**TASK INSTRUCTIONS:**
Locate every line in the material below that contains the string "side" and copy each of those lines out in full.

**EXERCISE DATA:**
<<<<

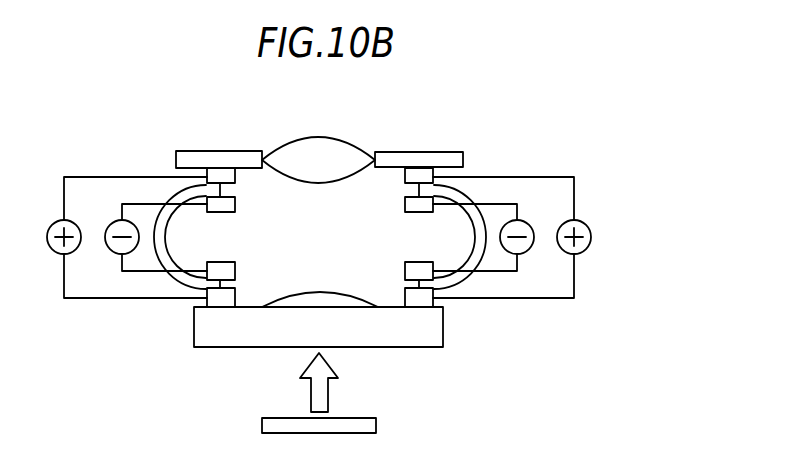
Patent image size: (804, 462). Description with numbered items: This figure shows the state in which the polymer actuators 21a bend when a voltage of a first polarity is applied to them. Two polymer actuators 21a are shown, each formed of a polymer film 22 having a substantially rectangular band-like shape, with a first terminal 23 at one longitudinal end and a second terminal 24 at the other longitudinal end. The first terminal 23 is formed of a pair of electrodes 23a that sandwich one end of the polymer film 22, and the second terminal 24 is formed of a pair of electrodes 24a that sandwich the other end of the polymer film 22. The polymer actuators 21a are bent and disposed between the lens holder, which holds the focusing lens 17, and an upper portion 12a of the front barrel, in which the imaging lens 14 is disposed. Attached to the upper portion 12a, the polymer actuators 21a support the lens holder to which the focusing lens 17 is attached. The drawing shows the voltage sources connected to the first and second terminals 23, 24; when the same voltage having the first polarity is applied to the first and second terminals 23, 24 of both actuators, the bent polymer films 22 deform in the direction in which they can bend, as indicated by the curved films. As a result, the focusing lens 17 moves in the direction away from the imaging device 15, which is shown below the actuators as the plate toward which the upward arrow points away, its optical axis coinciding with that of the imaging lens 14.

>>>>
<<<<

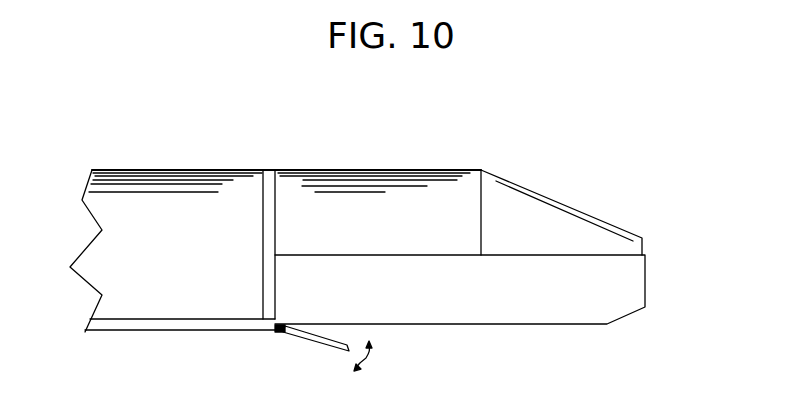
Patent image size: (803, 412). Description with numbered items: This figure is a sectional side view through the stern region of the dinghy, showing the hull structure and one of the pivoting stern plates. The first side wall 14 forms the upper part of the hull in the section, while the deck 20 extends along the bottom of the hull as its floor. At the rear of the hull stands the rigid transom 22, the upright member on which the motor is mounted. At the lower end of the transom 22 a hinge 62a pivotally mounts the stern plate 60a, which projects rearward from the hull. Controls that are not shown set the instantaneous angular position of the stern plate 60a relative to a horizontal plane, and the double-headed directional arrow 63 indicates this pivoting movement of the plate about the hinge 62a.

>>>>
<<<<

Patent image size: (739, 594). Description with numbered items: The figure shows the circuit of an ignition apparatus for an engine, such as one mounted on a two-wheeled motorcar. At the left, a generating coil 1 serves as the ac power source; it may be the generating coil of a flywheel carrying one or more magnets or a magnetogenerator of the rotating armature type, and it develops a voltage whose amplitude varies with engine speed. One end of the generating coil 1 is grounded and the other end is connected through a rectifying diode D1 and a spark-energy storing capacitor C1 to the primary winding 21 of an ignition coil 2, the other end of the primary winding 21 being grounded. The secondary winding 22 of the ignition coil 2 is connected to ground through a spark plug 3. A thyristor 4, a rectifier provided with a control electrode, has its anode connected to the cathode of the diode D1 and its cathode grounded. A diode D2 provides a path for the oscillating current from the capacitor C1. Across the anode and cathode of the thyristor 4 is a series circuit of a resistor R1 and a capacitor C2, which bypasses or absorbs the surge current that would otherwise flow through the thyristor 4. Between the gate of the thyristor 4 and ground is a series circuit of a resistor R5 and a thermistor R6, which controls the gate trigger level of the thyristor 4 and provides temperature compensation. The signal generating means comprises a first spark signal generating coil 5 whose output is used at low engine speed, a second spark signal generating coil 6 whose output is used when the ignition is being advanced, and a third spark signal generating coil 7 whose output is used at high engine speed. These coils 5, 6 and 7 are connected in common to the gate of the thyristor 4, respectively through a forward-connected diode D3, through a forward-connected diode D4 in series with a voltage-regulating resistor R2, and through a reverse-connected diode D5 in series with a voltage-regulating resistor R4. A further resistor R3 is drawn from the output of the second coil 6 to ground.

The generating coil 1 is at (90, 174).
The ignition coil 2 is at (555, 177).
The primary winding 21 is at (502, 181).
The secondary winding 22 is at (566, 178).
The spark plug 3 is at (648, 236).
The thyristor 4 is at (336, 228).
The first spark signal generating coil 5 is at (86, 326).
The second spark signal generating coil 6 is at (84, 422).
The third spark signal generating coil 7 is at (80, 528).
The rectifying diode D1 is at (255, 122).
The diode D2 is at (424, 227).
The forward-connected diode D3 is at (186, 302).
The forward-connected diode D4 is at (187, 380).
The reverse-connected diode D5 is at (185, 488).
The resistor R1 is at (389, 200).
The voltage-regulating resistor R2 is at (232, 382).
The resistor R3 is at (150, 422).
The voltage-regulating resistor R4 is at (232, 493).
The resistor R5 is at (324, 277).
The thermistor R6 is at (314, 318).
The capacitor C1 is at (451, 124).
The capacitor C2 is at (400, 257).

>>>>

**FINAL ANSWER:**
Patent image size: (803, 412). Description with numbered items: This figure is a sectional side view through the stern region of the dinghy, showing the hull structure and one of the pivoting stern plates. The first side wall 14 forms the upper part of the hull in the section, while the deck 20 extends along the bottom of the hull as its floor. At the rear of the hull stands the rigid transom 22, the upright member on which the motor is mounted. At the lower end of the transom 22 a hinge 62a pivotally mounts the stern plate 60a, which projects rearward from the hull. Controls that are not shown set the instantaneous angular position of the stern plate 60a relative to a horizontal plane, and the double-headed directional arrow 63 indicates this pivoting movement of the plate about the hinge 62a.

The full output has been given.